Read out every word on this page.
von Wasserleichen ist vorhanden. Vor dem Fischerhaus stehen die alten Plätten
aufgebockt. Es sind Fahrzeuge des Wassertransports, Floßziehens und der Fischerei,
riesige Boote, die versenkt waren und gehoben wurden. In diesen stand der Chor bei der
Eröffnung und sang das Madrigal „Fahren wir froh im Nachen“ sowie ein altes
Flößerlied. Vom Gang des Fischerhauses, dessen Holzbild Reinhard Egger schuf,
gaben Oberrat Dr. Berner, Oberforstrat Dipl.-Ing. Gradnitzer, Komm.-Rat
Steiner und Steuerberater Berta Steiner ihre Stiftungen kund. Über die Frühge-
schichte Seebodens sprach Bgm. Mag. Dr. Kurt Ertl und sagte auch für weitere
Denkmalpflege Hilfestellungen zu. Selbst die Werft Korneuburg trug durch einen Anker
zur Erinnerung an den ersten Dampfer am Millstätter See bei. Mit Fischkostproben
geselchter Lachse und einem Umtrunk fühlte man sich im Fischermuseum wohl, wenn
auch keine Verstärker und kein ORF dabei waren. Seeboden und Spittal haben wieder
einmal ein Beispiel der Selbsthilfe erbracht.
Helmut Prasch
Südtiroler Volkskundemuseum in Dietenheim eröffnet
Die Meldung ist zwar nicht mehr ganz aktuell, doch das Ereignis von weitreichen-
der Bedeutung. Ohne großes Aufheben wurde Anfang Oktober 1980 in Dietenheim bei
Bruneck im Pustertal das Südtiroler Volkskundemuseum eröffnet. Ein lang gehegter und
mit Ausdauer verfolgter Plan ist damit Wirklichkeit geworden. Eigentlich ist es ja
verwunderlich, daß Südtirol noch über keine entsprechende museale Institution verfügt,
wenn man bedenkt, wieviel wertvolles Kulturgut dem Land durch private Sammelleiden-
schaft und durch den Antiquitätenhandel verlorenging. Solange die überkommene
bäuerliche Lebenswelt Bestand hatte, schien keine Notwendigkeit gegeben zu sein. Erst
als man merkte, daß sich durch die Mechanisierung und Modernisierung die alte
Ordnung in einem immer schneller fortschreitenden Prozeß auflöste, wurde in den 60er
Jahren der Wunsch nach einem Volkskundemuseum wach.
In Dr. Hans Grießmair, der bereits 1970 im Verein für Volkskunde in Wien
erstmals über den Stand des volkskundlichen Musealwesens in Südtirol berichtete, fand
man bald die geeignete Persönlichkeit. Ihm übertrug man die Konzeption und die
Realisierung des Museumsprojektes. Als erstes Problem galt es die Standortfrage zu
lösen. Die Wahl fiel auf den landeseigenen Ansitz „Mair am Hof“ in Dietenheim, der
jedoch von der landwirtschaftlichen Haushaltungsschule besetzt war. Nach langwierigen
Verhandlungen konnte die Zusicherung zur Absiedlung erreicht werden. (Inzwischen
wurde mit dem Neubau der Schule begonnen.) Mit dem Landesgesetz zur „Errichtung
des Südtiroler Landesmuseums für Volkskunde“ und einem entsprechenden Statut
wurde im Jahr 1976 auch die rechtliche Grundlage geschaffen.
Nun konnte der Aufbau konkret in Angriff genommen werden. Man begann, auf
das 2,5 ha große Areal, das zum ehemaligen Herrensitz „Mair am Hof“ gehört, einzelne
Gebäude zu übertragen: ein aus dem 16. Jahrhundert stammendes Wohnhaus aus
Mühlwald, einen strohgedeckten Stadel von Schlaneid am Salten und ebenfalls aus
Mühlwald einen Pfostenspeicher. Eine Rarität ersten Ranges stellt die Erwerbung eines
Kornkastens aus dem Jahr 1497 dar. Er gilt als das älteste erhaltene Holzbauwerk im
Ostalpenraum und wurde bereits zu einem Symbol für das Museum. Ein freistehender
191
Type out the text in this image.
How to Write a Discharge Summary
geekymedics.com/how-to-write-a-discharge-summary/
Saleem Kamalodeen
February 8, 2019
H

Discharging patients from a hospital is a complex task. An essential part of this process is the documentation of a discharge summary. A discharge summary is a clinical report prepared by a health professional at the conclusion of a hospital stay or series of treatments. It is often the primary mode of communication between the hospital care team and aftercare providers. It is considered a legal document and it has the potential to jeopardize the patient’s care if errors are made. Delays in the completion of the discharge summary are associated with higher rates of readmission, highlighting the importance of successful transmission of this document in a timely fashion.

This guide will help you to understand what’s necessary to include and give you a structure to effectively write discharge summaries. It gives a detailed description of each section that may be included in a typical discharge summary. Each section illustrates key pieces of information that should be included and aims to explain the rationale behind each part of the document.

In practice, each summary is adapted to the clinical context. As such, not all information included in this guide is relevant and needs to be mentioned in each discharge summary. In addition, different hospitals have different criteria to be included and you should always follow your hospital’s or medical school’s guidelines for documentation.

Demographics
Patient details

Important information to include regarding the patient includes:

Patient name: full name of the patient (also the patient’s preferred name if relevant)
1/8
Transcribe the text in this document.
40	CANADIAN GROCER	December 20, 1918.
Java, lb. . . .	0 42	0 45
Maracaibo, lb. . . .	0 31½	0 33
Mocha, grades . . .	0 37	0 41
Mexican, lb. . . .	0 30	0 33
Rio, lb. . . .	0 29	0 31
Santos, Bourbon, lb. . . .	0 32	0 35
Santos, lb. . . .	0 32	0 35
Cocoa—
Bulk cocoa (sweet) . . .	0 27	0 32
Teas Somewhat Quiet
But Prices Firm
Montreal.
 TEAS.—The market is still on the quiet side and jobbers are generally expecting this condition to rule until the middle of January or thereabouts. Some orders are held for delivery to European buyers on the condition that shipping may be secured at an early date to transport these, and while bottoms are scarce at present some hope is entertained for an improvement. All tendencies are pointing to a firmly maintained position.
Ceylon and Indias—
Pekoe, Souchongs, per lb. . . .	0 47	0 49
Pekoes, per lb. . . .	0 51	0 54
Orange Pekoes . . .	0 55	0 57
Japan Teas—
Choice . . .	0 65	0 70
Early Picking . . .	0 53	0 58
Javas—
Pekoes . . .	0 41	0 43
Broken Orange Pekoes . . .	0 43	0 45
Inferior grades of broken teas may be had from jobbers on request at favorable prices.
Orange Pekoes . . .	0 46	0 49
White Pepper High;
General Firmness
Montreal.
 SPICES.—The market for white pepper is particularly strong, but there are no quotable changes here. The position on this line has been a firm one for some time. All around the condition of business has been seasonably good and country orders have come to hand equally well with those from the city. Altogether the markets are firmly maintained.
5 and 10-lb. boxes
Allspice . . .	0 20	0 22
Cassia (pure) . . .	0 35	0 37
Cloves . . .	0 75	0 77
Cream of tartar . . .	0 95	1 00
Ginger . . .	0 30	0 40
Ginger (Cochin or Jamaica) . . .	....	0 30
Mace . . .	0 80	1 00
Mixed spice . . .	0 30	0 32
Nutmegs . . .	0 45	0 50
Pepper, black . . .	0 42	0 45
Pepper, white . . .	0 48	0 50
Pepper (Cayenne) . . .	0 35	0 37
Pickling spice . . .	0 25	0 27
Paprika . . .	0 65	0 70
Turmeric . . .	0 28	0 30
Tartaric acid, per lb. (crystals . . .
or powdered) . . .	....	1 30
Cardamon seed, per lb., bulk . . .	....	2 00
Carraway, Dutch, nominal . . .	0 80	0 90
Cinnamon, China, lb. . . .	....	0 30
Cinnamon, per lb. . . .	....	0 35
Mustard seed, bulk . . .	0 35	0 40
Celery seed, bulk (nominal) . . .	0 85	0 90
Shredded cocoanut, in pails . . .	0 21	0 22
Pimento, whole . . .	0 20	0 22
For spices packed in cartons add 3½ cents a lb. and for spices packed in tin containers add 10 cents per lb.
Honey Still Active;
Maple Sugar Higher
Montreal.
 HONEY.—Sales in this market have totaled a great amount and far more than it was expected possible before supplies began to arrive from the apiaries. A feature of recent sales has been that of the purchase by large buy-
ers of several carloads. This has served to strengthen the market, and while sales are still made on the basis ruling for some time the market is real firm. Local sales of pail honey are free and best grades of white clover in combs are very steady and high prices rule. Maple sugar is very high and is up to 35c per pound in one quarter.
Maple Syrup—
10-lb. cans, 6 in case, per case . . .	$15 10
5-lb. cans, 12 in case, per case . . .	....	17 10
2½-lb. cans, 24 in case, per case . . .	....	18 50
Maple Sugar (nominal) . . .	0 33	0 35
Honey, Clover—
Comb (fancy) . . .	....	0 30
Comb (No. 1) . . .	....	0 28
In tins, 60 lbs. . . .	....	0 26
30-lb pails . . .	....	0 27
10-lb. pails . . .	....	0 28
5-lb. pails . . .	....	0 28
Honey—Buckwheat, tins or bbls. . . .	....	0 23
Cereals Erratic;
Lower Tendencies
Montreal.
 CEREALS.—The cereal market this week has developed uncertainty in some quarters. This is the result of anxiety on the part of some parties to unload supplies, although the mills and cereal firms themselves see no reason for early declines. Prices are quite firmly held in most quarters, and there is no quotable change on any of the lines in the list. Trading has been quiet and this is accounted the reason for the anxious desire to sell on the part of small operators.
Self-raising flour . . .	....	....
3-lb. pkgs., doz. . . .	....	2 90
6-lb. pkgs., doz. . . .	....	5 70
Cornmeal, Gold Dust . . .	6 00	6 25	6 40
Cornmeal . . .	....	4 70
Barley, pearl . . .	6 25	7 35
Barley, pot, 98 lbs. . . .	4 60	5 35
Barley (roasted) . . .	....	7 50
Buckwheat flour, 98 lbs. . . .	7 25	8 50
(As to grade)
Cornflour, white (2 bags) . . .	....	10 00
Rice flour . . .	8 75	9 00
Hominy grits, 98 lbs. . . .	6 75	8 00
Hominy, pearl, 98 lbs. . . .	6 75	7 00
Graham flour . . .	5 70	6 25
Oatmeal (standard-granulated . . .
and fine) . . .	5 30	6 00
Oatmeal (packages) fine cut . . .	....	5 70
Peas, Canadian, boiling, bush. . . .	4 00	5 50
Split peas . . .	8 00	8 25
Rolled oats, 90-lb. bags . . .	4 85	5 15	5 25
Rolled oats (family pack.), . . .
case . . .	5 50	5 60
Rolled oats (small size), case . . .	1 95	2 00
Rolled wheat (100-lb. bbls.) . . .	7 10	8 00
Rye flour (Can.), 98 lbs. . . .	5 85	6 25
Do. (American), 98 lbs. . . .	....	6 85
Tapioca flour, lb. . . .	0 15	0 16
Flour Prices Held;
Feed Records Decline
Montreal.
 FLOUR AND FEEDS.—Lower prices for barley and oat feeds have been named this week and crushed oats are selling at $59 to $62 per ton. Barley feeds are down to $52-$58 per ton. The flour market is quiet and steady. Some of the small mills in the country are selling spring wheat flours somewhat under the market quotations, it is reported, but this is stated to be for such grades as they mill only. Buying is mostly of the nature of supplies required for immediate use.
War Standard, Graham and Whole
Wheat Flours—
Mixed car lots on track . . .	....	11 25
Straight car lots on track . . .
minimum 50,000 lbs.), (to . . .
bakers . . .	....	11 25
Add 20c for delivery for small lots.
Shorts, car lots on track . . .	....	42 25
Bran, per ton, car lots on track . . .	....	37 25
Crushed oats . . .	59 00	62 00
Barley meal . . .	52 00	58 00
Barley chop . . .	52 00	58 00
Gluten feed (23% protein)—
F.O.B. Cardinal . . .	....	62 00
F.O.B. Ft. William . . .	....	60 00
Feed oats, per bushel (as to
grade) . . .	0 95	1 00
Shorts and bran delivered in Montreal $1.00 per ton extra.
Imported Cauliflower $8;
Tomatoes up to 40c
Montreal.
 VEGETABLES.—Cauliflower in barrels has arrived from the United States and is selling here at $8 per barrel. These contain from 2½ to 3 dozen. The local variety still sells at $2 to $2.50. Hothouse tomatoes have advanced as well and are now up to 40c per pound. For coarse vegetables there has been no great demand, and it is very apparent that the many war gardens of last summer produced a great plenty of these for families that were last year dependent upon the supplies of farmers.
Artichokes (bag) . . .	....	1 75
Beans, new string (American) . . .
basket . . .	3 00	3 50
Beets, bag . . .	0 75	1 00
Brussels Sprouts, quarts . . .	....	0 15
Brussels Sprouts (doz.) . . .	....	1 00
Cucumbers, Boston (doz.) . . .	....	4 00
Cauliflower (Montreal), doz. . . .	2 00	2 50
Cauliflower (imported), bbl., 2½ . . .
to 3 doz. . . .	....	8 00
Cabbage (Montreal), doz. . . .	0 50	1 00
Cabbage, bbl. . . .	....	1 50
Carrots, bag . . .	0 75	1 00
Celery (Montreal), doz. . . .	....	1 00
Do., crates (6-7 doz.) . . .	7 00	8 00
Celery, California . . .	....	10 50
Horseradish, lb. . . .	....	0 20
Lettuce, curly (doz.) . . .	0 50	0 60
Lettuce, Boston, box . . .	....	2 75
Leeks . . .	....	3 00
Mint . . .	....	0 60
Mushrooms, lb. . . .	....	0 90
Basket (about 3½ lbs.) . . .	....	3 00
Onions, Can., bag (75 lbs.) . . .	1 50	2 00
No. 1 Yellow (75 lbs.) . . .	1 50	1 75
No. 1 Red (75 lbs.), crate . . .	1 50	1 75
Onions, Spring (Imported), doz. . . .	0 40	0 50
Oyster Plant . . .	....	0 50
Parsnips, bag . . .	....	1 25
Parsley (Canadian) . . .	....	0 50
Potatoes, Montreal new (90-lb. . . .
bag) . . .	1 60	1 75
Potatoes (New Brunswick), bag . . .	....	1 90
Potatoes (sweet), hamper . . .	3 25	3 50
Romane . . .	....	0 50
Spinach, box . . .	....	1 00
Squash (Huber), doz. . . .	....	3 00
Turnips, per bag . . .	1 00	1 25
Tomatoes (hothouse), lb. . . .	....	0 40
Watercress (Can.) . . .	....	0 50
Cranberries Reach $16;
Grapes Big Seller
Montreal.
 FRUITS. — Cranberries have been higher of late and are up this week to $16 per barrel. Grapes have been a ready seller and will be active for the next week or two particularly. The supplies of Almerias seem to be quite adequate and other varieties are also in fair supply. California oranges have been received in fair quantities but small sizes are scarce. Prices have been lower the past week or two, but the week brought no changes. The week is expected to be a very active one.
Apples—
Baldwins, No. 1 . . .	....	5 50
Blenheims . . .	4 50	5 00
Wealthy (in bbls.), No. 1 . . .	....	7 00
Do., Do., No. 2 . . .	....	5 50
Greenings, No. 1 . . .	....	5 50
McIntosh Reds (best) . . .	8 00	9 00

◇ ◇ ◇ ◇ ◇ ◇ ◇

Instructions for the task: Find the word "fine" in the records and pull out each line that has it.

Exercise response:
and fine) . . .	5 30	6 00
Oatmeal (packages) fine cut . . .	....	5 70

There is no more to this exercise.